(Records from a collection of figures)
** begin **

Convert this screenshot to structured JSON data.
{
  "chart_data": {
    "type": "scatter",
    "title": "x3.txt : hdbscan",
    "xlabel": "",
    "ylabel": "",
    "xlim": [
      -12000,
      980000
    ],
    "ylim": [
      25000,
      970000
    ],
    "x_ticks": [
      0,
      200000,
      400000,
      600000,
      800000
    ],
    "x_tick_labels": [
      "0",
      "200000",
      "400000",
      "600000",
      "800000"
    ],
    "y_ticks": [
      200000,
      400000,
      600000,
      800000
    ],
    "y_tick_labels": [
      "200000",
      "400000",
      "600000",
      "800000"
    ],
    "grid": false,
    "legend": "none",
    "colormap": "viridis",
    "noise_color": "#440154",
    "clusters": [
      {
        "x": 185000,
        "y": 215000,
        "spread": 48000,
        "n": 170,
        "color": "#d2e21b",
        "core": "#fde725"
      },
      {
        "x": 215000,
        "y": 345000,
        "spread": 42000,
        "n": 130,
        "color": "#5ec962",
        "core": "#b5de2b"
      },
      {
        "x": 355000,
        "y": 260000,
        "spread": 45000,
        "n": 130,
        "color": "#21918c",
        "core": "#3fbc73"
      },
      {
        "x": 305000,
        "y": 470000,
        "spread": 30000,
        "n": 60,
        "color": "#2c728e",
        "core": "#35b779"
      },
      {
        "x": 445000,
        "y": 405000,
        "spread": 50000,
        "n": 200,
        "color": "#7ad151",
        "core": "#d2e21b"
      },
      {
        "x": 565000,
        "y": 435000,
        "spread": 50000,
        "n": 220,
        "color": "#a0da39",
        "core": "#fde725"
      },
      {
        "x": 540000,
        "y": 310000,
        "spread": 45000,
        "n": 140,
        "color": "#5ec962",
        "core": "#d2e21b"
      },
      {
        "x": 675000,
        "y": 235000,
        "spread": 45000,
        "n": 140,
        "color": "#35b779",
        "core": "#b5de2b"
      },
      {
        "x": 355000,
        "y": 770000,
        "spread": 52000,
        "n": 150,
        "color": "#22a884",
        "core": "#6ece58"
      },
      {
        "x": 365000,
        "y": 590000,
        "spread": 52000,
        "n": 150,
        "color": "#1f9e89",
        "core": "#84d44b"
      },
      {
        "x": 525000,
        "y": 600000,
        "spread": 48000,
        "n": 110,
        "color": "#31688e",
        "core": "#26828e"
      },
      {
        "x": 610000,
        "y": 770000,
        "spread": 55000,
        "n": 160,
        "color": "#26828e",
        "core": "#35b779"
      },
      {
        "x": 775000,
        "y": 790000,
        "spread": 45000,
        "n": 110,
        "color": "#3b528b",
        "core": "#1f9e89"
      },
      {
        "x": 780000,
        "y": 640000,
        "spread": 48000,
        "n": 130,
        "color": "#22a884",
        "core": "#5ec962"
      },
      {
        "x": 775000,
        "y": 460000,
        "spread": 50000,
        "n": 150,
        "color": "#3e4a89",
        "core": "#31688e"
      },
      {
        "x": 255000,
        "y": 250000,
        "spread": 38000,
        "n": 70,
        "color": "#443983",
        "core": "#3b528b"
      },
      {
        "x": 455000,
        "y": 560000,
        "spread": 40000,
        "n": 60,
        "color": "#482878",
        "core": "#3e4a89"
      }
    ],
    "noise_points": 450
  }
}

** end **
** begin **

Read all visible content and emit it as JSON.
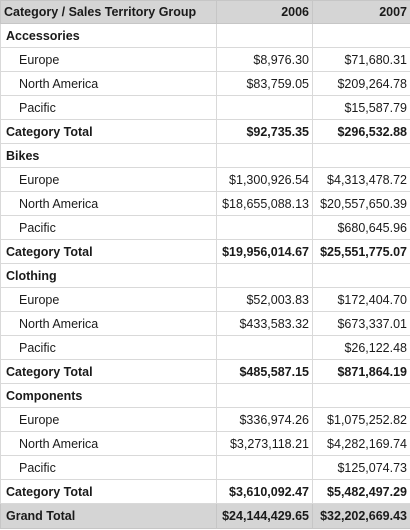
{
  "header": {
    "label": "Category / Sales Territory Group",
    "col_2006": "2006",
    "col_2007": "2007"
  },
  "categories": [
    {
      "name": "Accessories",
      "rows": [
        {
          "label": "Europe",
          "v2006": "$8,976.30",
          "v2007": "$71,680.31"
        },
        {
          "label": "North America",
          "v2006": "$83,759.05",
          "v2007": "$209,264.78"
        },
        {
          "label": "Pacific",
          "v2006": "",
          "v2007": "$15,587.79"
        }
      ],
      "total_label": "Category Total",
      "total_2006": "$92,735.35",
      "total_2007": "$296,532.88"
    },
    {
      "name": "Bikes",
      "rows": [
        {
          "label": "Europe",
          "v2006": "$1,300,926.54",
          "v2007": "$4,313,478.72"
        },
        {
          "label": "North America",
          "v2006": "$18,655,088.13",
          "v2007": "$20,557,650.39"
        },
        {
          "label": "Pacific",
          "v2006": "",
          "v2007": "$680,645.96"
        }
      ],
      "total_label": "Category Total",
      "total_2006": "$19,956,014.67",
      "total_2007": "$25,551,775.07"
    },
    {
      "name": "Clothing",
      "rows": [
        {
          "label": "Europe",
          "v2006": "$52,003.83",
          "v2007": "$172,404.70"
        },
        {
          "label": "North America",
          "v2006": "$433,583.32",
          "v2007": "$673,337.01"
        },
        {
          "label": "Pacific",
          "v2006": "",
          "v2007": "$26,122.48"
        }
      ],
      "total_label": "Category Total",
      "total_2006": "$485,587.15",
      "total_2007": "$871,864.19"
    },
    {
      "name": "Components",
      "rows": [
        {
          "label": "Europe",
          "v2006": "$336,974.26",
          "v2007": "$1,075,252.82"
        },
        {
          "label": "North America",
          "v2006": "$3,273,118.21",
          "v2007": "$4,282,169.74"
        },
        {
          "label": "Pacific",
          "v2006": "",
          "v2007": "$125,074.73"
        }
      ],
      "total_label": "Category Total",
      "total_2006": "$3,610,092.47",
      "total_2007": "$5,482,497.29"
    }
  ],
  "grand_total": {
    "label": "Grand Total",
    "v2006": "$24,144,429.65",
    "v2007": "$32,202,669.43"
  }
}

** end **

*Written instruction*:
Report back each line of the entries that holds the string "JSON".

*Exercise result*:
Convert this screenshot to structured JSON data.
Read all visible content and emit it as JSON.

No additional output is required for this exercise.